▶ _Exercise aim_
Please copy every line of the records below that holds the word "name".

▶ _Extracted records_
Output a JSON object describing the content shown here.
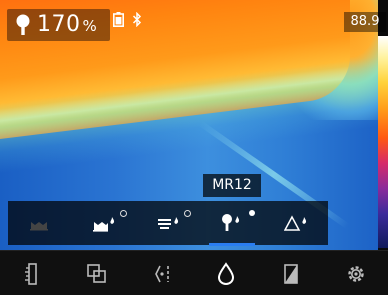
{
  "overlay": {
    "zoom_value": "170",
    "zoom_unit": "%",
    "max_temp": "88.9",
    "mode_label": "MR12"
  },
  "status": {
    "icons": [
      "battery-icon",
      "bluetooth-icon"
    ]
  },
  "submodes": {
    "items": [
      {
        "name": "submode-ambient",
        "icon": "ambient-icon",
        "indicator": "none",
        "active": false
      },
      {
        "name": "submode-surface",
        "icon": "surface-moisture-icon",
        "indicator": "ring",
        "active": false
      },
      {
        "name": "submode-stacked",
        "icon": "stacked-moisture-icon",
        "indicator": "ring",
        "active": false
      },
      {
        "name": "submode-pin",
        "icon": "pin-moisture-icon",
        "indicator": "filled",
        "active": true
      },
      {
        "name": "submode-delta",
        "icon": "delta-moisture-icon",
        "indicator": "none",
        "active": false
      }
    ]
  },
  "toolbar": {
    "items": [
      {
        "name": "tool-ruler",
        "icon": "ruler-icon"
      },
      {
        "name": "tool-overlay",
        "icon": "overlay-icon"
      },
      {
        "name": "tool-crosshair",
        "icon": "crosshair-icon"
      },
      {
        "name": "tool-moisture",
        "icon": "water-drop-icon"
      },
      {
        "name": "tool-palette",
        "icon": "palette-icon"
      },
      {
        "name": "tool-settings",
        "icon": "gear-icon"
      }
    ]
  },
  "colors": {
    "accent": "#2a7df0",
    "scale_top": "#ffffff",
    "scale_bottom": "#101a5a"
  }
}
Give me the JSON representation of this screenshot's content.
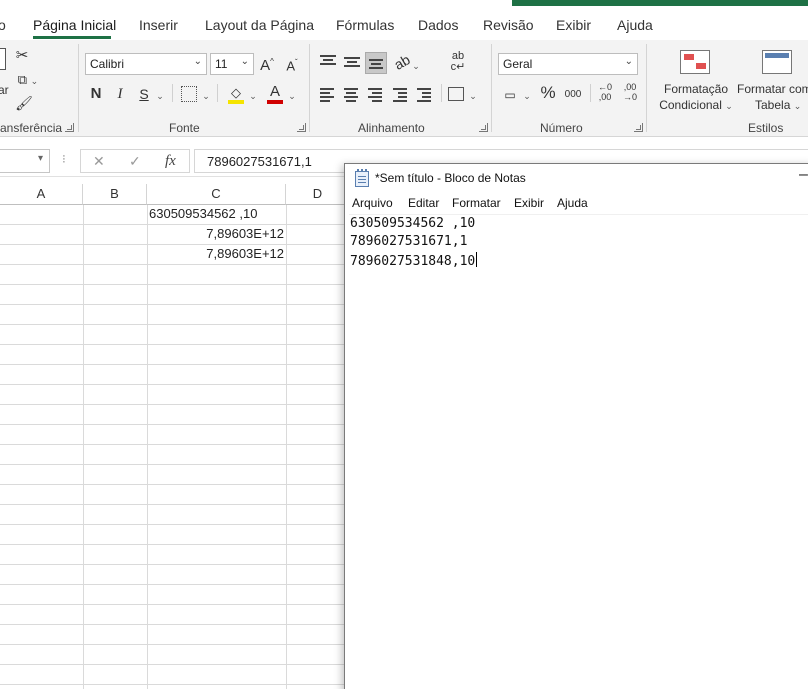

▶ _Result of the exercise_
        "name": "submode-ambient",
        "name": "submode-surface",
        "name": "submode-stacked",
        "name": "submode-pin",
        "name": "submode-delta",
        "name": "tool-ruler",
        "name": "tool-overlay",
        "name": "tool-crosshair",
        "name": "tool-moisture",
        "name": "tool-palette",
        "name": "tool-settings",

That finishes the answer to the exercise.